DIRECTIONS:
[1] Set down, word for word, the part of the childhood-beliefs passage below that opens with the words containing "Two: There would" and closes with "in general, weak.".
[2] Which number words label the entries in the childhood-beliefs passage below? List every one.
>> Begin GIVEN PASSAGE
Two: There would never be a pea I could love.1
Three: My sister couldn’t teach me anything substantive, because she was a small baby, and I was basically an adult.
Four: You had to choose just one thing you were going to be when you grew up, and when you did, you couldn’t change your mind about it in the future. Changing one’s mind was, in general, weak.
Five: Maybe the whole universe didn’t revolve around my one small life, but the whole world did, at least.
Six: (For a while, my family lived in Washington, DC. This is the year I learned, from a friend who lived in same apartment building I lived in, what the n-word was – sort of. It still didn’t really make sense. Racism is difficult to explain to children, because humans aren’t born understanding it. Isn’t it strange that this is something we have to be taught? I understood that this word made my friend cry, and that it had to do with the color of her skin, and that when I repeated it to my mom, my mom reflexively hit me and said never to say that word again. I was confused about why we couldn’t all just fix this problem.) Shouldn’t individuals, by themselves, be able to undo systems of oppression?
Seven: If a friend said, “I’ll be your friend forever,” she meant it. The word “forever” had time-based value that human beings had the bandwidth to promise each other.
Eight: God was a human-shaped man who lives just above the clouds. He received prayers the way that human-shaped humans received letters. He read them, and if you were good, he responded to them. Heaven was a linear path from death, where everyone you loved was headed. The mechanics of all of this were simple.
>> End GIVEN PASSAGE
>> Begin DATA EXTRACT
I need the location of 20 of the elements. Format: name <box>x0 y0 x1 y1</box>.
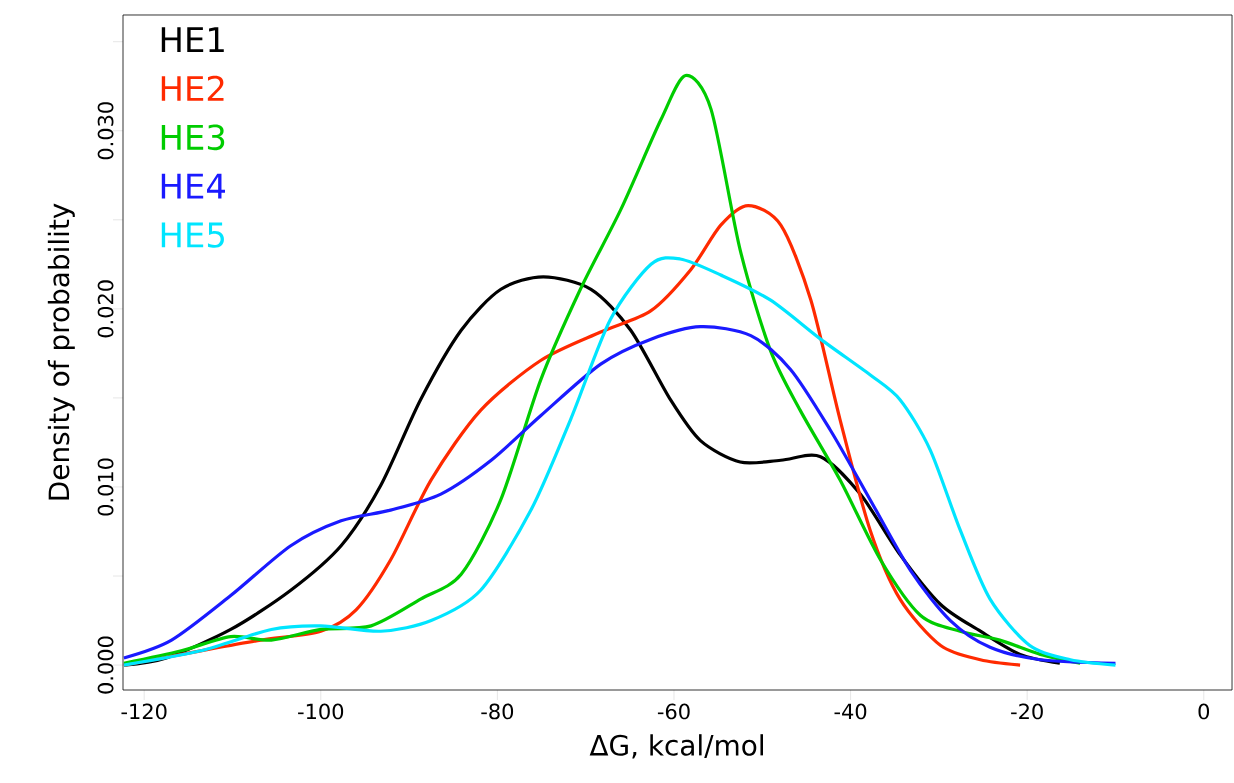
>> End DATA EXTRACT
RESULTS:
[1]
Two: There would never be a pea I could love.1
Three: My sister couldn’t teach me anything substantive, because she was a small baby, and I was basically an adult.
Four: You had to choose just one thing you were going to be when you grew up, and when you did, you couldn’t change your mind about it in the future. Changing one’s mind was, in general, weak.

[2] Two, Three, Four, Five, Six, Seven, Eight